要素の位置データ:
====================

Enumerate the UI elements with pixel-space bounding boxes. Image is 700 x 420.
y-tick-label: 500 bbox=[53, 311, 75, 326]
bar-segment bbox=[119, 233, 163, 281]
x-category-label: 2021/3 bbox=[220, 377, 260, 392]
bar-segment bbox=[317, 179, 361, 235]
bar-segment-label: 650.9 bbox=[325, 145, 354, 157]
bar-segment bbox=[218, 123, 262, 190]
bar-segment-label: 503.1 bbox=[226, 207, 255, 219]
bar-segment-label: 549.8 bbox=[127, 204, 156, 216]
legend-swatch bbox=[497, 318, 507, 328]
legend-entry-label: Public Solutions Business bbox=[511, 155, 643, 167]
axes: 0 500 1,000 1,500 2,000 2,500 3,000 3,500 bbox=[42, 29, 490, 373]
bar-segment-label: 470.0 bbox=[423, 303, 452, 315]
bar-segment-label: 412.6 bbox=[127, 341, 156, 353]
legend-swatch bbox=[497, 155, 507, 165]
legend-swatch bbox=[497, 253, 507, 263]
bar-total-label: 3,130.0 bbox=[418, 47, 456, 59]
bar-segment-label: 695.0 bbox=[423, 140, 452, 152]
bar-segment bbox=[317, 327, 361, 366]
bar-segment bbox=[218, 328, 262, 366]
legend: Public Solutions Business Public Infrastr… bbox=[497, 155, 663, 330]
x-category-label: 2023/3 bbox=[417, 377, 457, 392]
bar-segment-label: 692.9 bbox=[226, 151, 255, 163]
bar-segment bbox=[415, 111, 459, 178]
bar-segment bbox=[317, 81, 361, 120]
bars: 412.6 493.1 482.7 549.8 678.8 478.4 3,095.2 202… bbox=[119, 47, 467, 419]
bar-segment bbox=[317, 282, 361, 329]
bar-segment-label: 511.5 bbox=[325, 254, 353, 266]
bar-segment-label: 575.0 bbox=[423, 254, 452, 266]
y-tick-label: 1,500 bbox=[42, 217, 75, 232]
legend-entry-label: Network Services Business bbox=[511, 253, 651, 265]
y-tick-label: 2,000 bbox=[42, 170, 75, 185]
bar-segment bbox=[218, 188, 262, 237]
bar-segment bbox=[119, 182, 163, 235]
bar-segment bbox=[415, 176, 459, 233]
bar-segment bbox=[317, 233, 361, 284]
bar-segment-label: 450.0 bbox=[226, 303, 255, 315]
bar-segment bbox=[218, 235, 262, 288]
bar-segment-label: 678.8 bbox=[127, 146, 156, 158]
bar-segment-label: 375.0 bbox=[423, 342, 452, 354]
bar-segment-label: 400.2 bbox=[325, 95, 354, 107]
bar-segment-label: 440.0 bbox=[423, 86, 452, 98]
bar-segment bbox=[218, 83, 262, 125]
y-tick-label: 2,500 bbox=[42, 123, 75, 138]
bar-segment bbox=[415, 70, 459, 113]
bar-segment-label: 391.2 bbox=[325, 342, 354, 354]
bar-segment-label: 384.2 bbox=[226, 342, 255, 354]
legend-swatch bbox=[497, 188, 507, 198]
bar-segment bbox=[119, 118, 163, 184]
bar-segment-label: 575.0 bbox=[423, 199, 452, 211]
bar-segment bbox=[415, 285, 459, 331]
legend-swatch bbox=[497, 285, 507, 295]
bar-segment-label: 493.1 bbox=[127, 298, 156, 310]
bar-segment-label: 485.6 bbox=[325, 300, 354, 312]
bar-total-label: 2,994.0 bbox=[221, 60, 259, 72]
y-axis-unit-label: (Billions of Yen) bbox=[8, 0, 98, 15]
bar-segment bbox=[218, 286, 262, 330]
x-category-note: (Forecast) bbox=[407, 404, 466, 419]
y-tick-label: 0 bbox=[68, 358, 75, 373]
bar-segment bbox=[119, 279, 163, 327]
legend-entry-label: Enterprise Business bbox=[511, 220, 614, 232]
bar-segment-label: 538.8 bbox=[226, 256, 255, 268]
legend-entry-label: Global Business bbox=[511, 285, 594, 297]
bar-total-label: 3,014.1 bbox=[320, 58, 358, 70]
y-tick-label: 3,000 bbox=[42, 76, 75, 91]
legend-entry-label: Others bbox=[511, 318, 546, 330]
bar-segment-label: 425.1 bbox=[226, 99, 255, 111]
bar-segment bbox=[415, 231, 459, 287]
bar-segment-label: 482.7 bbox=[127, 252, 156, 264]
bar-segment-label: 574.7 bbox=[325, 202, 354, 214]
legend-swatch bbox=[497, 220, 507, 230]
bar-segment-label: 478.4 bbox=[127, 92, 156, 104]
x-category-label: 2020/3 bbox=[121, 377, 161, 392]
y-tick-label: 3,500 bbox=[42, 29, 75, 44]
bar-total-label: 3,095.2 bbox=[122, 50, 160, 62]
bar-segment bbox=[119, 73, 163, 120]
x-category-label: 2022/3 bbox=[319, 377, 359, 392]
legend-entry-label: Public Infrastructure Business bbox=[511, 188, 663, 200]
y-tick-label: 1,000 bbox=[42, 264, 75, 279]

====================

■ 要件
上の記録の全行を、一字も変えずにそのまま書き写すこと。

■ 出力結果
Enumerate the UI elements with pixel-space bounding boxes. Image is 700 x 420.
y-tick-label: 500 bbox=[53, 311, 75, 326]
bar-segment bbox=[119, 233, 163, 281]
x-category-label: 2021/3 bbox=[220, 377, 260, 392]
bar-segment bbox=[317, 179, 361, 235]
bar-segment-label: 650.9 bbox=[325, 145, 354, 157]
bar-segment bbox=[218, 123, 262, 190]
bar-segment-label: 503.1 bbox=[226, 207, 255, 219]
bar-segment-label: 549.8 bbox=[127, 204, 156, 216]
legend-swatch bbox=[497, 318, 507, 328]
legend-entry-label: Public Solutions Business bbox=[511, 155, 643, 167]
axes: 0 500 1,000 1,500 2,000 2,500 3,000 3,500 bbox=[42, 29, 490, 373]
bar-segment-label: 470.0 bbox=[423, 303, 452, 315]
bar-segment-label: 412.6 bbox=[127, 341, 156, 353]
legend-swatch bbox=[497, 155, 507, 165]
legend-swatch bbox=[497, 253, 507, 263]
bar-total-label: 3,130.0 bbox=[418, 47, 456, 59]
bar-segment-label: 695.0 bbox=[423, 140, 452, 152]
bar-segment bbox=[317, 327, 361, 366]
bar-segment bbox=[218, 328, 262, 366]
legend: Public Solutions Business Public Infrastr… bbox=[497, 155, 663, 330]
x-category-label: 2023/3 bbox=[417, 377, 457, 392]
bar-segment-label: 692.9 bbox=[226, 151, 255, 163]
bar-segment bbox=[415, 111, 459, 178]
bar-segment bbox=[317, 81, 361, 120]
bars: 412.6 493.1 482.7 549.8 678.8 478.4 3,095.2 202… bbox=[119, 47, 467, 419]
bar-segment bbox=[317, 282, 361, 329]
bar-segment-label: 511.5 bbox=[325, 254, 353, 266]
bar-segment-label: 575.0 bbox=[423, 254, 452, 266]
y-tick-label: 1,500 bbox=[42, 217, 75, 232]
legend-entry-label: Network Services Business bbox=[511, 253, 651, 265]
y-tick-label: 2,000 bbox=[42, 170, 75, 185]
bar-segment bbox=[218, 188, 262, 237]
bar-segment bbox=[119, 182, 163, 235]
bar-segment bbox=[415, 176, 459, 233]
bar-segment bbox=[317, 233, 361, 284]
bar-segment-label: 450.0 bbox=[226, 303, 255, 315]
bar-segment bbox=[218, 235, 262, 288]
bar-segment-label: 678.8 bbox=[127, 146, 156, 158]
bar-segment-label: 375.0 bbox=[423, 342, 452, 354]
bar-segment-label: 400.2 bbox=[325, 95, 354, 107]
bar-segment-label: 440.0 bbox=[423, 86, 452, 98]
bar-segment bbox=[218, 83, 262, 125]
y-tick-label: 2,500 bbox=[42, 123, 75, 138]
bar-segment bbox=[415, 70, 459, 113]
bar-segment-label: 391.2 bbox=[325, 342, 354, 354]
bar-segment-label: 384.2 bbox=[226, 342, 255, 354]
legend-swatch bbox=[497, 188, 507, 198]
bar-segment bbox=[119, 118, 163, 184]
bar-segment-label: 575.0 bbox=[423, 199, 452, 211]
bar-segment bbox=[415, 285, 459, 331]
legend-swatch bbox=[497, 285, 507, 295]
bar-segment-label: 493.1 bbox=[127, 298, 156, 310]
bar-segment-label: 485.6 bbox=[325, 300, 354, 312]
bar-total-label: 2,994.0 bbox=[221, 60, 259, 72]
y-axis-unit-label: (Billions of Yen) bbox=[8, 0, 98, 15]
bar-segment bbox=[218, 286, 262, 330]
x-category-note: (Forecast) bbox=[407, 404, 466, 419]
y-tick-label: 0 bbox=[68, 358, 75, 373]
bar-segment bbox=[119, 279, 163, 327]
legend-entry-label: Enterprise Business bbox=[511, 220, 614, 232]
bar-segment-label: 538.8 bbox=[226, 256, 255, 268]
legend-entry-label: Global Business bbox=[511, 285, 594, 297]
bar-total-label: 3,014.1 bbox=[320, 58, 358, 70]
y-tick-label: 3,000 bbox=[42, 76, 75, 91]
legend-entry-label: Others bbox=[511, 318, 546, 330]
bar-segment-label: 425.1 bbox=[226, 99, 255, 111]
bar-segment bbox=[415, 231, 459, 287]
bar-segment-label: 482.7 bbox=[127, 252, 156, 264]
bar-segment-label: 574.7 bbox=[325, 202, 354, 214]
legend-swatch bbox=[497, 220, 507, 230]
bar-segment-label: 478.4 bbox=[127, 92, 156, 104]
x-category-label: 2020/3 bbox=[121, 377, 161, 392]
y-tick-label: 3,500 bbox=[42, 29, 75, 44]
bar-total-label: 3,095.2 bbox=[122, 50, 160, 62]
bar-segment bbox=[119, 73, 163, 120]
x-category-label: 2022/3 bbox=[319, 377, 359, 392]
legend-entry-label: Public Infrastructure Business bbox=[511, 188, 663, 200]
y-tick-label: 1,000 bbox=[42, 264, 75, 279]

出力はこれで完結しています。